Stored data
◇ ◇ ◇ ◇
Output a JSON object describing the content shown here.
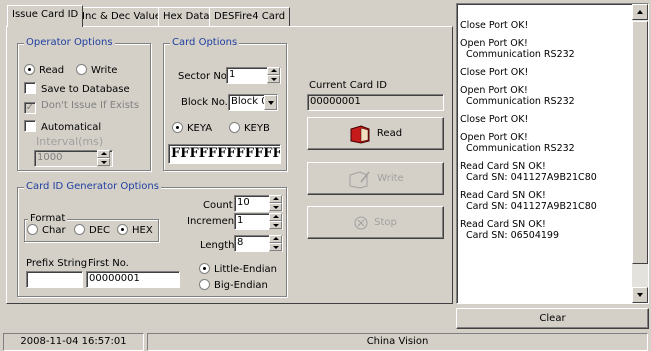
{
  "tabs": [
    {
      "label": "Issue Card ID",
      "active": true
    },
    {
      "label": "Inc & Dec Value",
      "active": false
    },
    {
      "label": "Hex Data",
      "active": false
    },
    {
      "label": "DESFire4 Card",
      "active": false
    }
  ],
  "operator_options": {
    "legend": "Operator Options",
    "read_label": "Read",
    "write_label": "Write",
    "mode": "Read",
    "save_db_label": "Save to Database",
    "dont_issue_label": "Don't Issue If Exists",
    "automatical_label": "Automatical",
    "interval_label": "Interval(ms)",
    "interval_value": "1000"
  },
  "card_options": {
    "legend": "Card Options",
    "sector_label": "Sector No.",
    "sector_value": "1",
    "block_label": "Block No.",
    "block_value": "Block 0",
    "keya_label": "KEYA",
    "keyb_label": "KEYB",
    "key_selected": "KEYA",
    "key_value": "FFFFFFFFFFFF"
  },
  "current_card": {
    "label": "Current Card ID",
    "value": "00000001"
  },
  "buttons": {
    "read": "Read",
    "write": "Write",
    "stop": "Stop",
    "clear": "Clear"
  },
  "generator": {
    "legend": "Card ID Generator Options",
    "format_legend": "Format",
    "char_label": "Char",
    "dec_label": "DEC",
    "hex_label": "HEX",
    "format_selected": "HEX",
    "count_label": "Count",
    "count_value": "10",
    "increment_label": "Increment",
    "increment_value": "1",
    "length_label": "Length",
    "length_value": "8",
    "prefix_label": "Prefix String",
    "prefix_value": "",
    "first_no_label": "First No.",
    "first_no_value": "00000001",
    "little_endian_label": "Little-Endian",
    "big_endian_label": "Big-Endian",
    "endian_selected": "Little-Endian"
  },
  "log": [
    "Close Port OK!",
    "Open Port OK!\n  Communication RS232",
    "Close Port OK!",
    "Open Port OK!\n  Communication RS232",
    "Close Port OK!",
    "Open Port OK!\n  Communication RS232",
    "Read Card SN OK!\n  Card SN: 041127A9B21C80",
    "Read Card SN OK!\n  Card SN: 041127A9B21C80",
    "Read Card SN OK!\n  Card SN: 06504199"
  ],
  "status": {
    "datetime": "2008-11-04 16:57:01",
    "company": "China Vision"
  }
}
◇ ◇ ◇ ◇
## Given exercise:
Your answer should be a single number: the count of lines that contain "Block".

## Reply to the exercise:
2